### Requirement
Every line that includes the word "Dimension" is to be listed.

>> Begin Stored data

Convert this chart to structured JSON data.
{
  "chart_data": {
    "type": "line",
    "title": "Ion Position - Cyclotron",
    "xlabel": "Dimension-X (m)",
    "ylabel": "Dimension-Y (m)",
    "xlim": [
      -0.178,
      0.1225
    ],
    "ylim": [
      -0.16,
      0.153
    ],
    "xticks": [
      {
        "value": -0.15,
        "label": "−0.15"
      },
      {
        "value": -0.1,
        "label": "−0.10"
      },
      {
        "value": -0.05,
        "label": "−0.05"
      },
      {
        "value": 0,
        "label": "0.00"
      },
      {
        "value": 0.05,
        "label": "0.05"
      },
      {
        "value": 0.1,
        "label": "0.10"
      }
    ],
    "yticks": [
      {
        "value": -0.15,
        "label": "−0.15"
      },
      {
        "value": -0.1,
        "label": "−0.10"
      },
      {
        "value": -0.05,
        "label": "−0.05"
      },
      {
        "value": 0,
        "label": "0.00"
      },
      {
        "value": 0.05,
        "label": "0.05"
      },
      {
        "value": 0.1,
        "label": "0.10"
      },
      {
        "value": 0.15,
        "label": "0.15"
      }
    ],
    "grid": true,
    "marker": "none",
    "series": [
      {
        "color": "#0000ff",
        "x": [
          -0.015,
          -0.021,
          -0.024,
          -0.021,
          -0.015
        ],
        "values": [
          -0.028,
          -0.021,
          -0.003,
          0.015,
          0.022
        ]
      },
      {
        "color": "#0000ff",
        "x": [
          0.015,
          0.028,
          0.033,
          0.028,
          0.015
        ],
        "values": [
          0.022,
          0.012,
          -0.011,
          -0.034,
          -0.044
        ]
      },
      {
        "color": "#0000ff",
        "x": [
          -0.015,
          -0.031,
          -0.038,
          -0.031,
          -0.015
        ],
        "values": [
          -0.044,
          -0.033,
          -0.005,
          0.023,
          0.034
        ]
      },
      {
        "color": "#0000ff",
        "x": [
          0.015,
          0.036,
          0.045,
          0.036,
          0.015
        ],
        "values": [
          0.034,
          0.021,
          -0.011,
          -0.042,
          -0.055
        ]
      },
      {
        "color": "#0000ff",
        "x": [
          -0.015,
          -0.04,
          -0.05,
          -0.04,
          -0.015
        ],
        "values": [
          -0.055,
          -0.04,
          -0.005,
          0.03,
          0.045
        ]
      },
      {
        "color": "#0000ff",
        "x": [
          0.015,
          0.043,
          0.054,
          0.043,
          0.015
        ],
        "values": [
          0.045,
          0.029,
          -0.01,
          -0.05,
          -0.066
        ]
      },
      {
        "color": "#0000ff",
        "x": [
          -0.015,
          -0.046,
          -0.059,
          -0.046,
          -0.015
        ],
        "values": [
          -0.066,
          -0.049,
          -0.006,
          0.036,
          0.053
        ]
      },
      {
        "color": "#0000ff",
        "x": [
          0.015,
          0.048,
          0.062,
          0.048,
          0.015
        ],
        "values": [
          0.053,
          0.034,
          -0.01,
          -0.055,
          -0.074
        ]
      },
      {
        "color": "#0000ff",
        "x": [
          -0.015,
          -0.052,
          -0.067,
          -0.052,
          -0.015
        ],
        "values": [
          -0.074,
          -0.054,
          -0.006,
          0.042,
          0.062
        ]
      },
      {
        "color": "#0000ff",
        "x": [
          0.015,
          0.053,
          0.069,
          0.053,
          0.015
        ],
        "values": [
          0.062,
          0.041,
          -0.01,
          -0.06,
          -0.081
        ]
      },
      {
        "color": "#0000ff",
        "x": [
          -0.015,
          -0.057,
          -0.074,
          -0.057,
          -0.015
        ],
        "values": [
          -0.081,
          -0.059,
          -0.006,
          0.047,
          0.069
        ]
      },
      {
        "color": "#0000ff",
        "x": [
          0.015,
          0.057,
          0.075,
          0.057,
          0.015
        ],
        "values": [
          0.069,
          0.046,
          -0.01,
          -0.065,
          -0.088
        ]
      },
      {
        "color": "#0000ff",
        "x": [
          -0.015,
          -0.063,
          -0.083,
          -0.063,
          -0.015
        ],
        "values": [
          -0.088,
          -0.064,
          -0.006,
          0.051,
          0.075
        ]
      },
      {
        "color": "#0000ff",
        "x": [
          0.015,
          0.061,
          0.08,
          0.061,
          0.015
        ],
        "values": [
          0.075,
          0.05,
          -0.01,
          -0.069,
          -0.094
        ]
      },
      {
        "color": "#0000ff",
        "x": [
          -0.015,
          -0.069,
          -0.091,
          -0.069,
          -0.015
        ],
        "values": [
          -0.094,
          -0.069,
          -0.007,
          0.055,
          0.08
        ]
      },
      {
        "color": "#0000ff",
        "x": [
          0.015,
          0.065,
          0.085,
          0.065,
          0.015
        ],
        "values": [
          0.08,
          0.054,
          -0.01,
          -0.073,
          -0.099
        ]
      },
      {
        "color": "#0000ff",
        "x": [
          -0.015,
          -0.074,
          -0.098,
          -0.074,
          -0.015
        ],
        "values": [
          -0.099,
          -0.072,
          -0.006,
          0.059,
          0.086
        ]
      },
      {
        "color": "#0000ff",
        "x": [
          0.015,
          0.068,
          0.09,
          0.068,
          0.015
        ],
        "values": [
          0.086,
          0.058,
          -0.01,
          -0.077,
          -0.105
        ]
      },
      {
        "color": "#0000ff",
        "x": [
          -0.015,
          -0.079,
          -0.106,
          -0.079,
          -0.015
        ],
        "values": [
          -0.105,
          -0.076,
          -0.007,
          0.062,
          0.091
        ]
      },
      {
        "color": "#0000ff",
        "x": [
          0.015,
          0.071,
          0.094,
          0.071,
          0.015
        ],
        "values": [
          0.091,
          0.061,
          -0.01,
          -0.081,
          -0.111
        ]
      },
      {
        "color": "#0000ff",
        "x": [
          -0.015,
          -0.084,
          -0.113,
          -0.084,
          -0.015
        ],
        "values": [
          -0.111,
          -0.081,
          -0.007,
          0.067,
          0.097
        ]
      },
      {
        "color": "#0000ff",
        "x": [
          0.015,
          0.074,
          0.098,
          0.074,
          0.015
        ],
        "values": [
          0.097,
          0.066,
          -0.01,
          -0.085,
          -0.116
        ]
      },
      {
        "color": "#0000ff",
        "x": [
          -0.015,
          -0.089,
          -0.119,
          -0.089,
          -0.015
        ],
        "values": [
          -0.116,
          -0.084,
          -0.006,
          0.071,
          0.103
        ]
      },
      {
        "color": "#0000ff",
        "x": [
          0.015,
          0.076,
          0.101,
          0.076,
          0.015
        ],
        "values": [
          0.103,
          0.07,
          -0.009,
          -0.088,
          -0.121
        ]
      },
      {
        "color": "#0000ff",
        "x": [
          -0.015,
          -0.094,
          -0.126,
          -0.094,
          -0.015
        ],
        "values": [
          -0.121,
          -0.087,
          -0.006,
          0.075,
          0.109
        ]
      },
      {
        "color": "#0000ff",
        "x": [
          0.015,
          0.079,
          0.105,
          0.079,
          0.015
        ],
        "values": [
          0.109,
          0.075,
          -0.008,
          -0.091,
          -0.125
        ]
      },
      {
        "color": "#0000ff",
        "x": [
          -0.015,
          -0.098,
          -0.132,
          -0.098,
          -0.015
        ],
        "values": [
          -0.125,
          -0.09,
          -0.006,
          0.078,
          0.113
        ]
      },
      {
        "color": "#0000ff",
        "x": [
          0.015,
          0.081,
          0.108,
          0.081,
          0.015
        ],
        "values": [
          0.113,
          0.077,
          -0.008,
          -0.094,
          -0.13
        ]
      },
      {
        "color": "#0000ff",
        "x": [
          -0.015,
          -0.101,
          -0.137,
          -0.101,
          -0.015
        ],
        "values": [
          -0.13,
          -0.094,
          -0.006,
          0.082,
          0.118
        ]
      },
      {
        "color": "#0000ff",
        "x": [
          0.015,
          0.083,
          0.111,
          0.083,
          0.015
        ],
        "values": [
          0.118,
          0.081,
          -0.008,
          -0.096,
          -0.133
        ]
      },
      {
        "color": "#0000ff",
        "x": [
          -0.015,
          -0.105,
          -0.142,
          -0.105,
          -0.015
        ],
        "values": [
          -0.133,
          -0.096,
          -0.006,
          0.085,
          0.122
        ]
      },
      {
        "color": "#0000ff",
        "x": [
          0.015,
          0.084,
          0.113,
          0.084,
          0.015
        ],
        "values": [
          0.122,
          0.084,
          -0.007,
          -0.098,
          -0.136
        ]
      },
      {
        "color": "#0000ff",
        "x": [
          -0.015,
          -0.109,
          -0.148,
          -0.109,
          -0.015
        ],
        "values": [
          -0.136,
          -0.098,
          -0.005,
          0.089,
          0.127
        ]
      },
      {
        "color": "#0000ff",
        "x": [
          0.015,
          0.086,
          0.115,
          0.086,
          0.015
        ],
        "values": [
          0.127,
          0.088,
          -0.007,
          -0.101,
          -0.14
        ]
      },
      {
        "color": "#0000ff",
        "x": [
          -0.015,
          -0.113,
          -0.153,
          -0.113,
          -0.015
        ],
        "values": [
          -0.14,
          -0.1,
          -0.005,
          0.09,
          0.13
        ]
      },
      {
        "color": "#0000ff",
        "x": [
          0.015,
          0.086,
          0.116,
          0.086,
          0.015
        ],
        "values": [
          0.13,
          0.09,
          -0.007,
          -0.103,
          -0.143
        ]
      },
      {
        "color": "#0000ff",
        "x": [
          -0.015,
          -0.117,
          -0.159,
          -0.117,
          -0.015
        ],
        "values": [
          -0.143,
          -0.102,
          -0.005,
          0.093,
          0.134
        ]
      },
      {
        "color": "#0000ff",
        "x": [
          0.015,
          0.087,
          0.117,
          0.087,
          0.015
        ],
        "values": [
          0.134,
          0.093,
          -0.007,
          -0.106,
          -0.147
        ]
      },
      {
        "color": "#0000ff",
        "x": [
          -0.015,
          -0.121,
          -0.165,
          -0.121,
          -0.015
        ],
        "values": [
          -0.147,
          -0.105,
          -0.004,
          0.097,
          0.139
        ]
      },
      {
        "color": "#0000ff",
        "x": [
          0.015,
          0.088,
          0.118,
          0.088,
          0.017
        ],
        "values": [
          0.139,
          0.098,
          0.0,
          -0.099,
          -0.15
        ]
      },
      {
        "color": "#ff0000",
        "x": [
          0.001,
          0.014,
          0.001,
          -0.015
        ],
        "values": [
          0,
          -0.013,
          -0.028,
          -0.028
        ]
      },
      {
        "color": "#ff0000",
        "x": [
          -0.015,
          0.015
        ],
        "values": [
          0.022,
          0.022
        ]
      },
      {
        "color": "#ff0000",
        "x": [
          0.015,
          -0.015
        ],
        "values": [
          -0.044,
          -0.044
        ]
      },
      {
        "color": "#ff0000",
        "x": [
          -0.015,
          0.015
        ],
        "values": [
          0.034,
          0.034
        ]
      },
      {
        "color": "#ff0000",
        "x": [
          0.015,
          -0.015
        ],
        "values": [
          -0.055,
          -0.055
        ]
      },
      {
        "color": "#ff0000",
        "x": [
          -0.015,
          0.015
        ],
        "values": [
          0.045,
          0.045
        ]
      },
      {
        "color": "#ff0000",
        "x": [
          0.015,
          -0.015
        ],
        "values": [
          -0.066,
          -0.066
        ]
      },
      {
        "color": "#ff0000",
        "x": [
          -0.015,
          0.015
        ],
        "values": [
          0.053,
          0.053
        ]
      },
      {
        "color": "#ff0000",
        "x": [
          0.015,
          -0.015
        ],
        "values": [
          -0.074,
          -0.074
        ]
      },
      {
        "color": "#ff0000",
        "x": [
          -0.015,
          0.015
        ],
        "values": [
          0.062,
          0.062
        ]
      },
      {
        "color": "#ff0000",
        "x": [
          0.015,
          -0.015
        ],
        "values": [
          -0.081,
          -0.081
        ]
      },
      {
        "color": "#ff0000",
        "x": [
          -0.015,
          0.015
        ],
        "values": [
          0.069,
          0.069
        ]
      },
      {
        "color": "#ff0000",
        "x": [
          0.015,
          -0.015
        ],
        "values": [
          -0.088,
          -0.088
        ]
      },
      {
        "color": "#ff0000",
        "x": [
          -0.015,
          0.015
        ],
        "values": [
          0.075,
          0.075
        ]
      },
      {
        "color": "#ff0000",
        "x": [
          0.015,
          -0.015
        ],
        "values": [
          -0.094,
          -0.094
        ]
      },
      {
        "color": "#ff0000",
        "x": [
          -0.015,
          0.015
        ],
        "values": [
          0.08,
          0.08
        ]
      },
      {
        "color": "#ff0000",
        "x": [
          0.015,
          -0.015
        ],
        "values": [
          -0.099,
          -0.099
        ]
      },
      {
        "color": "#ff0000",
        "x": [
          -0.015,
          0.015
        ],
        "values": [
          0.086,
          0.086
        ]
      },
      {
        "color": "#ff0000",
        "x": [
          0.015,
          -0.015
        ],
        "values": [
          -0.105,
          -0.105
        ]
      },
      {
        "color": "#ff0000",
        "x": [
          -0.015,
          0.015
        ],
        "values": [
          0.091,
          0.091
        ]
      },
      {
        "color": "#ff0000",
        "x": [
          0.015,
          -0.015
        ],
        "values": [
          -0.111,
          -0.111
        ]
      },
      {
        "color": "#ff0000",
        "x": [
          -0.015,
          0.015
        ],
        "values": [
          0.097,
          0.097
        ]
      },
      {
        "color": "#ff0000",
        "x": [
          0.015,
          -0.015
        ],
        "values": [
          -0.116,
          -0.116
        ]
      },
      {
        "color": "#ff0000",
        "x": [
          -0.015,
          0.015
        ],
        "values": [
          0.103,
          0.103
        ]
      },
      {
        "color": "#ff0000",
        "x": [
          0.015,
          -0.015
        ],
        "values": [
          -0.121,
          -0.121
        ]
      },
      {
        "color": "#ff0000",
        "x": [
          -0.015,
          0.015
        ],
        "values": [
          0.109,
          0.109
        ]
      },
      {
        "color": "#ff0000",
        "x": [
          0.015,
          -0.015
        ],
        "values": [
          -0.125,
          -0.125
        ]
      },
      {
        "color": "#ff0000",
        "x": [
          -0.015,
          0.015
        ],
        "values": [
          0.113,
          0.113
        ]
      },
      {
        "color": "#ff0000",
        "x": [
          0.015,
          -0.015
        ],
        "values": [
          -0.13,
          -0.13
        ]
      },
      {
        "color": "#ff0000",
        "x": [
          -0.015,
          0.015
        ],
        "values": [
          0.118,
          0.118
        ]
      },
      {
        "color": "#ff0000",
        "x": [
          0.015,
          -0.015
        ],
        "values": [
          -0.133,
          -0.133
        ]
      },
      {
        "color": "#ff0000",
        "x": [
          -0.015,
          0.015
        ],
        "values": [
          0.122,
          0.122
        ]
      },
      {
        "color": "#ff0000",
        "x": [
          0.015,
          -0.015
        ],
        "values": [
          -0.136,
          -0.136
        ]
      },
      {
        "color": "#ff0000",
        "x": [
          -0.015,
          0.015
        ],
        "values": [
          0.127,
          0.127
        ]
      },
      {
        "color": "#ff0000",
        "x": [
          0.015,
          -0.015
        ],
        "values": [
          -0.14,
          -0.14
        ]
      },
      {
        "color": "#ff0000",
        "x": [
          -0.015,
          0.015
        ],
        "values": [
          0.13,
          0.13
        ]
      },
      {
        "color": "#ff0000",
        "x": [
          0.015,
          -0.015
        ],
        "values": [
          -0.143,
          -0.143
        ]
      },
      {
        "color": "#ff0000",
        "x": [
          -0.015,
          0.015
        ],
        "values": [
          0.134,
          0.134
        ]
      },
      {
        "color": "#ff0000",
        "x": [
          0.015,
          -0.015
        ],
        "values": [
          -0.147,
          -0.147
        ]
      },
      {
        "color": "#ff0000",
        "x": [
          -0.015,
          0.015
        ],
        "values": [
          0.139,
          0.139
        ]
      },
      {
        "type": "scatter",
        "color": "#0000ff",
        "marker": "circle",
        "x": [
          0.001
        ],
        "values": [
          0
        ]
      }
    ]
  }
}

>> End Stored data

### Exercise response
    "xlabel": "Dimension-X (m)",
    "ylabel": "Dimension-Y (m)",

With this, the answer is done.